Data records:

BEGIN

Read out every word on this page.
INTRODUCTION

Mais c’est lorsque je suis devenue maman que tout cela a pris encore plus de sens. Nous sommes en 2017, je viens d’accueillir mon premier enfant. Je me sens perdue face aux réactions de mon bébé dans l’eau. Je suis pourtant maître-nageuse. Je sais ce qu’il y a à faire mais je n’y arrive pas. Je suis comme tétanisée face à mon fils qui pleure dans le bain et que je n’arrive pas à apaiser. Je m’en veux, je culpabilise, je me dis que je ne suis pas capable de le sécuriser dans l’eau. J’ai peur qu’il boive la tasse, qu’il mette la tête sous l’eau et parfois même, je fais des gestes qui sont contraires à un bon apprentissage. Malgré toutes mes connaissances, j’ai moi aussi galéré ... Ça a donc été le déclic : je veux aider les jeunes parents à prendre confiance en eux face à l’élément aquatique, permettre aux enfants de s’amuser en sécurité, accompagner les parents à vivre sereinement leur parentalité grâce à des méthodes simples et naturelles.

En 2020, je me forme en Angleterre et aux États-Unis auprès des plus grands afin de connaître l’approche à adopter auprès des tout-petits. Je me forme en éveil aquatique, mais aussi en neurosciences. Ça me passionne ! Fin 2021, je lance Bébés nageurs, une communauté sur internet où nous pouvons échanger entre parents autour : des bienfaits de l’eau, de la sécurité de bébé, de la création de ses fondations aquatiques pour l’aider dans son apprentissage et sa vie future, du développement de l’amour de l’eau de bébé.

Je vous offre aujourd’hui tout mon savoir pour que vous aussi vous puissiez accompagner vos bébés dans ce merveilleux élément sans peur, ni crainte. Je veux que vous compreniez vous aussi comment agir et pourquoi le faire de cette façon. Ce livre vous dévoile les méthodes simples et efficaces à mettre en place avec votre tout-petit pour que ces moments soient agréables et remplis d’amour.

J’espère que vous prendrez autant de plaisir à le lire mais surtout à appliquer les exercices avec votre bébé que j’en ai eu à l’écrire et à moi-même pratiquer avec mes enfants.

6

END

■ What is required: Would you reproduce the material above in full, exactly as given?

■ Answer below:
Read out every word on this page.
INTRODUCTION

Mais c’est lorsque je suis devenue maman que tout cela a pris encore plus de sens. Nous sommes en 2017, je viens d’accueillir mon premier enfant. Je me sens perdue face aux réactions de mon bébé dans l’eau. Je suis pourtant maître-nageuse. Je sais ce qu’il y a à faire mais je n’y arrive pas. Je suis comme tétanisée face à mon fils qui pleure dans le bain et que je n’arrive pas à apaiser. Je m’en veux, je culpabilise, je me dis que je ne suis pas capable de le sécuriser dans l’eau. J’ai peur qu’il boive la tasse, qu’il mette la tête sous l’eau et parfois même, je fais des gestes qui sont contraires à un bon apprentissage. Malgré toutes mes connaissances, j’ai moi aussi galéré ... Ça a donc été le déclic : je veux aider les jeunes parents à prendre confiance en eux face à l’élément aquatique, permettre aux enfants de s’amuser en sécurité, accompagner les parents à vivre sereinement leur parentalité grâce à des méthodes simples et naturelles.

En 2020, je me forme en Angleterre et aux États-Unis auprès des plus grands afin de connaître l’approche à adopter auprès des tout-petits. Je me forme en éveil aquatique, mais aussi en neurosciences. Ça me passionne ! Fin 2021, je lance Bébés nageurs, une communauté sur internet où nous pouvons échanger entre parents autour : des bienfaits de l’eau, de la sécurité de bébé, de la création de ses fondations aquatiques pour l’aider dans son apprentissage et sa vie future, du développement de l’amour de l’eau de bébé.

Je vous offre aujourd’hui tout mon savoir pour que vous aussi vous puissiez accompagner vos bébés dans ce merveilleux élément sans peur, ni crainte. Je veux que vous compreniez vous aussi comment agir et pourquoi le faire de cette façon. Ce livre vous dévoile les méthodes simples et efficaces à mettre en place avec votre tout-petit pour que ces moments soient agréables et remplis d’amour.

J’espère que vous prendrez autant de plaisir à le lire mais surtout à appliquer les exercices avec votre bébé que j’en ai eu à l’écrire et à moi-même pratiquer avec mes enfants.

6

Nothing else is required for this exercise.